─── Supplied data
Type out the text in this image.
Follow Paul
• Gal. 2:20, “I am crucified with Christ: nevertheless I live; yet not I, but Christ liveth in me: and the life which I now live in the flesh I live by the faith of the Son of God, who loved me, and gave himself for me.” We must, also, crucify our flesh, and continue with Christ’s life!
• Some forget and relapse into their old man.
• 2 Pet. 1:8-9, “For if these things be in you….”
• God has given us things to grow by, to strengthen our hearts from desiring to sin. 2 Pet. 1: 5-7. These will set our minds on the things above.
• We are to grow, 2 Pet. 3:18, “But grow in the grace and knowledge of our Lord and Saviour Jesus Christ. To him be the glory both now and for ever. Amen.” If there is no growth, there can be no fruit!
──────
Given request: Filter the entries down to the lines with the word "grow" in them.

Reply to the exercise:
• God has given us things to grow by, to strengthen our hearts from desiring to sin. 2 Pet. 1: 5-7. These will set our minds on the things above.
• We are to grow, 2 Pet. 3:18, “But grow in the grace and knowledge of our Lord and Saviour Jesus Christ. To him be the glory both now and for ever. Amen.” If there is no growth, there can be no fruit!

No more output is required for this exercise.